## GIVEN TEXT
The Wester Pipe Railway is a narrow gauge railway that mainly runs from Hastigrow on the B876 road to Mybster on the A9, all within Caithness. The line is double track for most of the route and uses Metre gauge. It is used to transport pipeline segments to the sea. It is the second northernmost railway in the United Kingdom with the first being the spur to Thurso on the Far North Line.

Route 
The line starts in Hastigrow Runs down crossing with the far north line in Mains of Watten before passing straight through Watten itself. Then it heads west towards the Houstry of Dunn before heading South-West to Mybster, not following the route of the B870. Around Halfway through the route there's a small depot and an area full of many resurfacing pipelines. There is an additional spur from Hastigrow to Bridge of Wester on the coast, by the port of Subsea 7.

## YOUR TASKS
1. Return the passage of the Wester Pipe Railway text starting with "The Wester Pipe" and going on through "of Subsea 7.", word for word.
2. Resume the Wester Pipe Railway text right after its last sentence.
The material after this point stands apart from the Wester Pipe Railway text.

[Visual layout records]
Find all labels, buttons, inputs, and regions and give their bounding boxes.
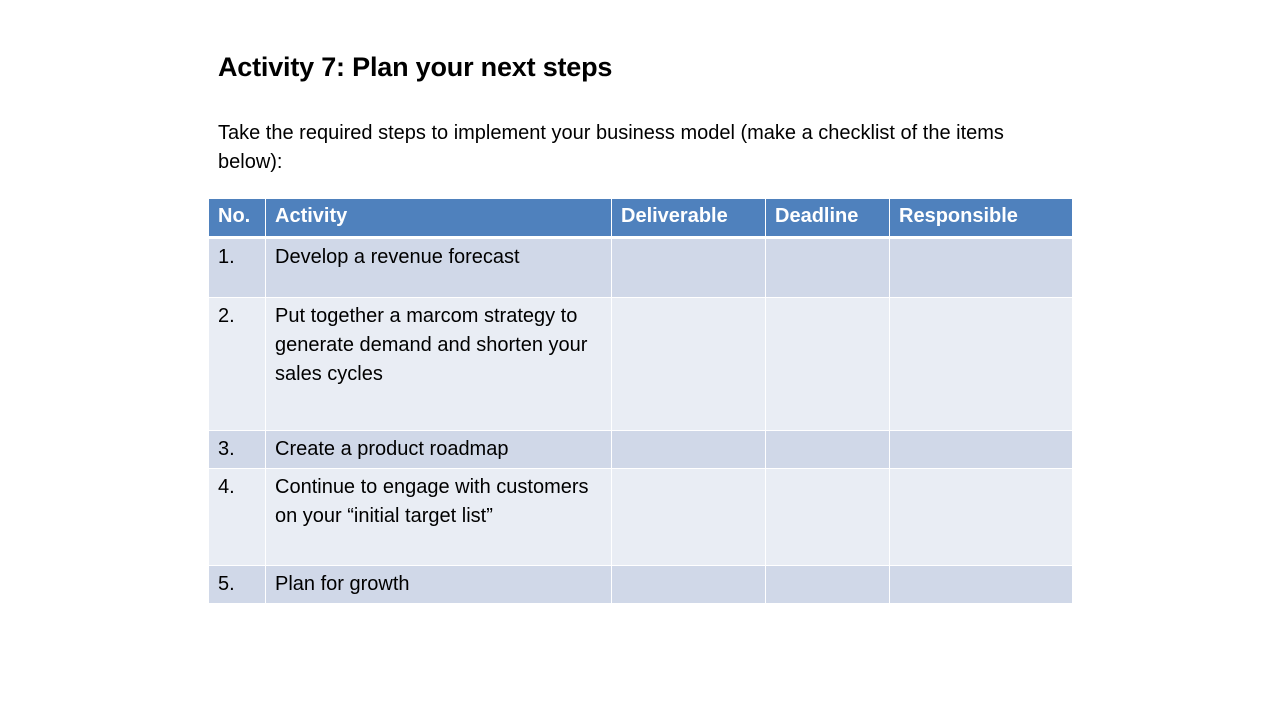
row-number: 5. <box>208 565 266 604</box>
row-deadline <box>765 297 890 431</box>
header-activity: Activity <box>265 198 612 239</box>
row-number: 1. <box>208 237 266 298</box>
row-deliverable <box>611 565 766 604</box>
next-steps-table: No. Activity Deliverable Deadline Respon… <box>208 198 1073 604</box>
row-activity: Plan for growth <box>265 565 612 604</box>
header-deliverable: Deliverable <box>611 198 766 239</box>
table-row: 2. Put together a marcom strategy to gen… <box>208 297 1073 431</box>
intro-text: Take the required steps to implement you… <box>218 122 1004 173</box>
row-deliverable <box>611 237 766 298</box>
row-responsible <box>889 430 1073 469</box>
row-activity: Create a product roadmap <box>265 430 612 469</box>
header-responsible: Responsible <box>889 198 1073 239</box>
row-deliverable <box>611 468 766 566</box>
slide-title: Activity 7: Plan your next steps <box>218 52 613 82</box>
row-number: 4. <box>208 468 266 566</box>
row-deadline <box>765 237 890 298</box>
row-deadline <box>765 565 890 604</box>
row-deliverable <box>611 430 766 469</box>
table-row: 1. Develop a revenue forecast <box>208 237 1073 298</box>
row-responsible <box>889 565 1073 604</box>
row-activity: Continue to engage with customers on you… <box>265 468 612 566</box>
row-deliverable <box>611 297 766 431</box>
row-number: 3. <box>208 430 266 469</box>
row-responsible <box>889 468 1073 566</box>
row-deadline <box>765 430 890 469</box>
table-row: 3. Create a product roadmap <box>208 430 1073 469</box>
table-row: 5. Plan for growth <box>208 565 1073 604</box>
table-row: 4. Continue to engage with customers on … <box>208 468 1073 566</box>
header-no: No. <box>208 198 266 239</box>
row-responsible <box>889 237 1073 298</box>
row-activity: Develop a revenue forecast <box>265 237 612 298</box>
row-deadline <box>765 468 890 566</box>
row-activity: Put together a marcom strategy to genera… <box>265 297 612 431</box>
row-responsible <box>889 297 1073 431</box>
table-header-row: No. Activity Deliverable Deadline Respon… <box>208 198 1073 239</box>
header-deadline: Deadline <box>765 198 890 239</box>
row-number: 2. <box>208 297 266 431</box>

## ANSWERS PROVIDED
1.
The Wester Pipe Railway is a narrow gauge railway that mainly runs from Hastigrow on the B876 road to Mybster on the A9, all within Caithness. The line is double track for most of the route and uses Metre gauge. It is used to transport pipeline segments to the sea. It is the second northernmost railway in the United Kingdom with the first being the spur to Thurso on the Far North Line.

Route 
The line starts in Hastigrow Runs down crossing with the far north line in Mains of Watten before passing straight through Watten itself. Then it heads west towards the Houstry of Dunn before heading South-West to Mybster, not following the route of the B870. Around Halfway through the route there's a small depot and an area full of many resurfacing pipelines. There is an additional spur from Hastigrow to Bridge of Wester on the coast, by the port of Subsea 7.

2.
Operations 
The railway is owned and operated by Subsea 7, who operate the railway and the pipelines around it to their port in Westerloch near Wick. The railway uses ocean going tugs to operated. Pipeline segments are combined at a site on the inland end of the railway and then towed to the sea, using the vessels. The individual pipes are often brought to Scotland by train as well. They are transported onto the railway by being taken to Georgemas Junction and then finish their journey to the Subsea 7 site by road. Entire pipelines are transported along the rail, giving it the record for the longest thing ever to be transported by rail: a 7.7 km long pipe, only 100 metres shorter than the main section of railway itself. Many of the tracks were re-laid in 2014.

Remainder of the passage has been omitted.